◆ **Vorliegender Textauszug**
---
Mit einfachen Abläufen den Gesamtprozess von Picking bis Versand optimieren

Nach Bestelleingang sollten die Filialmitarbeiter die Zusammenstellung der bestellten Waren zum Beispiel möglichst unkompliziert umsetzen können. Die einfachste Variante dafür ist das sogenannte Single Order Picking, das heißt, ein Mitarbeiter bearbeitet eine Bestellung durchgehend und bereitet sie zur Abholung durch den Kunden oder durch den Versanddienstleister vor. „Allerdings gibt es dafür auch andere Picking-Strategien“, fügt Brock an. „Zum Beispiel spielt beim Multi Order Picking die Laufweg-Reihenfolge eine wichtige Rolle. Es macht einen Unterschied, ob mehrere Bestellungen gleichzeitig bearbeitet werden oder nur eine.“ Bei homogenen Warengruppen innerhalb einer Bestellung gibt es zusätzlich die mögliche Erweiterung des Bearbeitungsprozesses, um Mitarbeiter mit Expertenwissen für bestimmte Warengruppen einzusetzen und so die Kommissionierung vor Ort zu beschleunigen. „In Summe ist es wichtig, dass die Mitarbeiter den Gesamtprozess kennen, verstehen und ‚leben‘. Eine richtige Koordinierung ist erforderlich, ebenso eine ganzheitliche Betrachtung des Gesamtprozesses“, merkt Brock an.

Kundenkommunikation: Der Kunde muss stets im Bild bleiben

Über alle Kanäle hinweg muss zudem idealerweise eine stete Kommunikation zu den Kunden gegeben sein. Somit lassen sich Medienbrüche und eine fehlerhafte Kundenkommunikation verhindern. „Oft sind die Prozesse zwar gegeben, aber man wird als Kunde nicht hinreichend informiert. Dies konnten wir im Rahmen einer Mystery-Shopping-Studie im deutschen Textilhandel feststellen. Es fehlt einfach oft die notwendige Transparenz und Kommunikation zu den Kunden“, erklärt Brock. Eine genaue Definition der Prozesse ist notwendig, beispielsweise wie viele Touch Points einzurichten sind, wie viele Informationsschritte für den Kunden bis zum Erhalt der Ware notwendig erscheinen und so weiter. Die Art der Kundenkommunikation ist ebenso relevant. Mögliche Kommunikationswege sind beispielsweise E-Mail, Messenger-Dienste und Push-Benachrichtigungen via App, je nach Präferenz der Kunden. Dies gilt es in die Prozessgestaltung miteinfließen zu lassen. „Wichtig ist, dass die Botschaften an die Kunden stets ‚One-Voice-Nachrichten‘ sind, also dass sie uneingeschränkt stimmig über die diversen Kanäle hinweg gültig sind. Unstimmige Botschaften gilt es zur Wahrung einer positiven Customer Experience unbedingt zu vermeiden“, erläutert Brock.
---
◆ **Vorliegendes Material**
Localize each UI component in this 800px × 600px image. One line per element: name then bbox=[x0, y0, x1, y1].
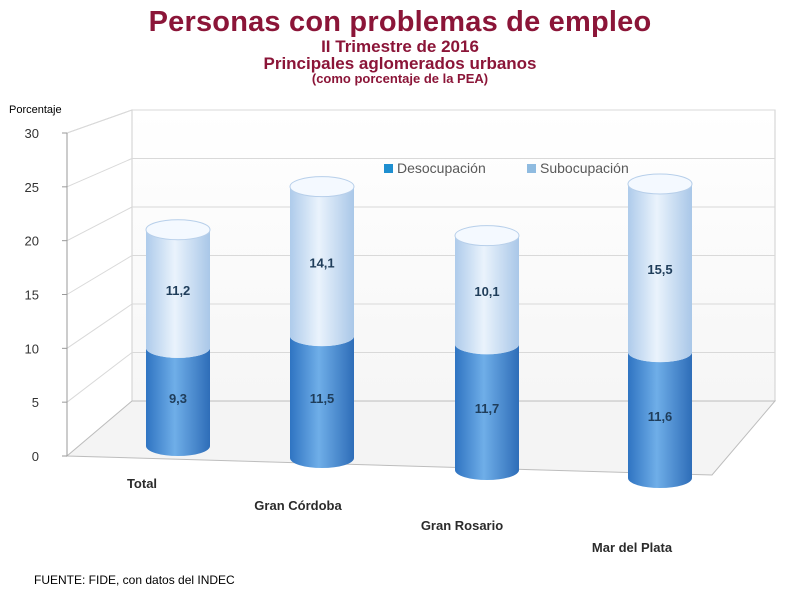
---
◆ **Kurze Aufgabe**
Prüfe bitte, ob diese Aussagen mit dem Textauszug übereinstimmen: (a) Beim Single Order Picking bearbeitet ein Mitarbeiter eine Bestellung durchgehend. (b) Beim Multi Order Picking spielt die Laufweg-Reihenfolge keine Rolle. (c) Die Mystery-Shopping-Studie fand im deutschen Lebensmittelhandel statt. Beantworte jede Aussage mit Ja oder Nein und zitiere wörtlich die entscheidenden Worte des Textauszugs.

◆ **Antwort zur Aufgabe**
(a) Ja: „ein Mitarbeiter bearbeitet eine Bestellung durchgehend“
(b) Nein: „spielt beim Multi Order Picking die Laufweg-Reihenfolge eine wichtige Rolle“
(c) Nein: „im Rahmen einer Mystery-Shopping-Studie im deutschen Textilhandel“